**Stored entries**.
[Start]
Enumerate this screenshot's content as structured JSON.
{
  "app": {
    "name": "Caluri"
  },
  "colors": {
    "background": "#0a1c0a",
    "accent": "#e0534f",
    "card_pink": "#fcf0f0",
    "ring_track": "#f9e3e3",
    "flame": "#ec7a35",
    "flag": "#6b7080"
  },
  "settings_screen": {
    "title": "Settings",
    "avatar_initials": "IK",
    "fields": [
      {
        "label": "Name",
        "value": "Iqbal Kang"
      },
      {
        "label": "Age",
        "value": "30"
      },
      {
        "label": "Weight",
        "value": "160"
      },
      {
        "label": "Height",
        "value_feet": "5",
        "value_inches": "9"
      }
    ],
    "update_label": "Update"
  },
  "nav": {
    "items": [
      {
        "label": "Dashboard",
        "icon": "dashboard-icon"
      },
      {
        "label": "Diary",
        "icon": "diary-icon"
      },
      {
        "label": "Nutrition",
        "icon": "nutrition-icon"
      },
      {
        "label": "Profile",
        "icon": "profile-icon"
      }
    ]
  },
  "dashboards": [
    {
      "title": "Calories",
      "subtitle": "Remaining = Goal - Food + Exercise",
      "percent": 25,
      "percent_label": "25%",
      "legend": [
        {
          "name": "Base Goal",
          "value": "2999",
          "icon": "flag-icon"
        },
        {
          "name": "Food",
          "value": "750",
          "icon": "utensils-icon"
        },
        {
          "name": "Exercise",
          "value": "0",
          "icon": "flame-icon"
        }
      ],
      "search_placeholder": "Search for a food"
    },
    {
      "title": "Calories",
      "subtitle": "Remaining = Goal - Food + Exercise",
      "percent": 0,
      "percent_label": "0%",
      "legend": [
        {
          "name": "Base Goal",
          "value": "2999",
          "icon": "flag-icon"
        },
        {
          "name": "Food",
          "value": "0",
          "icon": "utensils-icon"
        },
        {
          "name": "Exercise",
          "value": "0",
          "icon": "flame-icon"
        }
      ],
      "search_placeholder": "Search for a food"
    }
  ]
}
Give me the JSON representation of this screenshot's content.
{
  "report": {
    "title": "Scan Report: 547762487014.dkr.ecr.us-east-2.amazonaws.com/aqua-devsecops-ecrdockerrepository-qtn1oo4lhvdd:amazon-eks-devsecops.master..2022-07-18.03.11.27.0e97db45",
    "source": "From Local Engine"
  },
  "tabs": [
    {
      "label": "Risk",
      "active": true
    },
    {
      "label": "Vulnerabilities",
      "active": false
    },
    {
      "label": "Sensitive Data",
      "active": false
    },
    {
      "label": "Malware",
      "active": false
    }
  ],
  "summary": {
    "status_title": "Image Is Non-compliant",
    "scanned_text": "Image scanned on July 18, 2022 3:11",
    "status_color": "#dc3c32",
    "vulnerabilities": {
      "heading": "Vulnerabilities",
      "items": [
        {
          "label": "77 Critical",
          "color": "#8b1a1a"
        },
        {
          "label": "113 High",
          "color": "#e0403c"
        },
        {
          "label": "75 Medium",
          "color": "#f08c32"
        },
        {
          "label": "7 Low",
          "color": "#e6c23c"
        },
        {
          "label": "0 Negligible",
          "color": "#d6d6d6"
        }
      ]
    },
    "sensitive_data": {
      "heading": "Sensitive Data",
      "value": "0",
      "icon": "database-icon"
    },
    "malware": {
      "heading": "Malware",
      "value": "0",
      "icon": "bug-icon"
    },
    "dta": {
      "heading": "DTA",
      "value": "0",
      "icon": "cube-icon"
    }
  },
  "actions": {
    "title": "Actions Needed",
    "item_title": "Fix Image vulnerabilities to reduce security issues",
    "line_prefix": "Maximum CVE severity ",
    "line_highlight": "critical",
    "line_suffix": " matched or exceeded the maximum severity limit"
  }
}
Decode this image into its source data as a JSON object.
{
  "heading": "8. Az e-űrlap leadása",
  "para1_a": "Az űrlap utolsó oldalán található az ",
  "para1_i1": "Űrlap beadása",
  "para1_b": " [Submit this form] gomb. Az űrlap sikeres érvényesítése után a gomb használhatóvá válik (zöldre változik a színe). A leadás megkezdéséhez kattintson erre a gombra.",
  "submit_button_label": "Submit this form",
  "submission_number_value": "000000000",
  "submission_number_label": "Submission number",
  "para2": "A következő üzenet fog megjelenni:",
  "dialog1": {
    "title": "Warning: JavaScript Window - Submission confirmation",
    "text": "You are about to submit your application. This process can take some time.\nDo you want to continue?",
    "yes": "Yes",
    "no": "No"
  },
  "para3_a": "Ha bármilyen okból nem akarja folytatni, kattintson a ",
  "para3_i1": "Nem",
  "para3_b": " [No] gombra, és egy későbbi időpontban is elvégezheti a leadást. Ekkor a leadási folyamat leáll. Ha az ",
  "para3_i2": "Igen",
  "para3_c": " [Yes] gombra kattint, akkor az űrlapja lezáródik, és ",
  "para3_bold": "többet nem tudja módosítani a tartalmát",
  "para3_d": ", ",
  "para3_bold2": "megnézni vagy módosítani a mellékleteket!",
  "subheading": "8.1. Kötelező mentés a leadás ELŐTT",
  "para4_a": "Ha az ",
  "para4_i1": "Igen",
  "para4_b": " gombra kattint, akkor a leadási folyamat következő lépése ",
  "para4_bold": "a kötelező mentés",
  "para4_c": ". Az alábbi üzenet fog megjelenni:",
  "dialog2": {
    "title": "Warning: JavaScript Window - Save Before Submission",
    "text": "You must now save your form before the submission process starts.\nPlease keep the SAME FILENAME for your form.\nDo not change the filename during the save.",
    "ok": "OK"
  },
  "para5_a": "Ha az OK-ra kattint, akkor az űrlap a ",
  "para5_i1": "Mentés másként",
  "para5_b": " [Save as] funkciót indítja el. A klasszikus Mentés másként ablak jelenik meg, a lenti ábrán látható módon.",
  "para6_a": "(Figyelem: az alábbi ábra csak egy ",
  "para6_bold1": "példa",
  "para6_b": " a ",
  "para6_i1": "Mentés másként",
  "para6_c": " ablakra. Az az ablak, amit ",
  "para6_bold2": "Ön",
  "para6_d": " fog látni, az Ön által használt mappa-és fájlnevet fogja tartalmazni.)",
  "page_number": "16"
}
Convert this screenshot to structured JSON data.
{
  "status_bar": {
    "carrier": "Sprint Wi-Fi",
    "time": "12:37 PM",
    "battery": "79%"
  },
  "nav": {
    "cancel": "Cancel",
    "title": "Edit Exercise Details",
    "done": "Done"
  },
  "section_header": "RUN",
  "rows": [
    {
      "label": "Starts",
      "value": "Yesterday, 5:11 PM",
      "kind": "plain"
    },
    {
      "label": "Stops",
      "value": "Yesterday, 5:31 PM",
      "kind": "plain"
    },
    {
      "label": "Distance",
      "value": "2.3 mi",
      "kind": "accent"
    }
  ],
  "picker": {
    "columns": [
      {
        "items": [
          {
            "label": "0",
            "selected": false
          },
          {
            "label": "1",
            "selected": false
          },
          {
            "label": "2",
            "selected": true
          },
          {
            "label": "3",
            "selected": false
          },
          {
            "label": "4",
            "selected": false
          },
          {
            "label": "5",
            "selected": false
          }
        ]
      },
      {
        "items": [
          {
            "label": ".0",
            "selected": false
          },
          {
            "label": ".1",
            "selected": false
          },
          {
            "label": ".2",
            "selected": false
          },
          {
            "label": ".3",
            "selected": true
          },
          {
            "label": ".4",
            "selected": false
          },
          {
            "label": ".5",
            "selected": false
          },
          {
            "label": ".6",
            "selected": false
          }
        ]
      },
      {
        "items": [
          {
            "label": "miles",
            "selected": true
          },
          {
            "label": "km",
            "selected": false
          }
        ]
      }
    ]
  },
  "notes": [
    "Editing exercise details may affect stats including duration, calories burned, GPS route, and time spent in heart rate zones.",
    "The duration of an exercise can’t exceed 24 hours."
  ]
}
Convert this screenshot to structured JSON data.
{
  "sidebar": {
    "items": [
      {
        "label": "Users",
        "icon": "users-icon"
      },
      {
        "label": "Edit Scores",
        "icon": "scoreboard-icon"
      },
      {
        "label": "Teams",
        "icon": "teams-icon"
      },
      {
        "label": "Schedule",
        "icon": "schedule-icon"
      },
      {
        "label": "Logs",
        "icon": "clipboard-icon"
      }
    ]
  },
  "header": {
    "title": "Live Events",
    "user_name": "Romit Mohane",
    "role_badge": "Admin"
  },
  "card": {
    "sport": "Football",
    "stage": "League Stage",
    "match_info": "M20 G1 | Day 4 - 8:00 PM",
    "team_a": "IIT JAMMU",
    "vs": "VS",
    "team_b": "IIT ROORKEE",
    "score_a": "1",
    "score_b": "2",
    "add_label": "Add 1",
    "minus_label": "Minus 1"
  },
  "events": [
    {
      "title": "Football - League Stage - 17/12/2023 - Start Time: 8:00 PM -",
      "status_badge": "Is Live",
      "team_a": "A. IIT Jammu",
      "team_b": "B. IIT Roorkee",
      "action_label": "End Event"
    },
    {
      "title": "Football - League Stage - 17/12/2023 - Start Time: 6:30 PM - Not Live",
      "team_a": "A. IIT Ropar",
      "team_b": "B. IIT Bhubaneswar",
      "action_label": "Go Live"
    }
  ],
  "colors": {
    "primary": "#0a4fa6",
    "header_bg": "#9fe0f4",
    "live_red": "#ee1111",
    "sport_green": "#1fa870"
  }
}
[End]
**OBJECTIVE**. Your task is to pick out every line with the string "content" and copy it.

**SOLUTION FOR THIS EXERCISE**.
Enumerate this screenshot's content as structured JSON.
Give me the JSON representation of this screenshot's content.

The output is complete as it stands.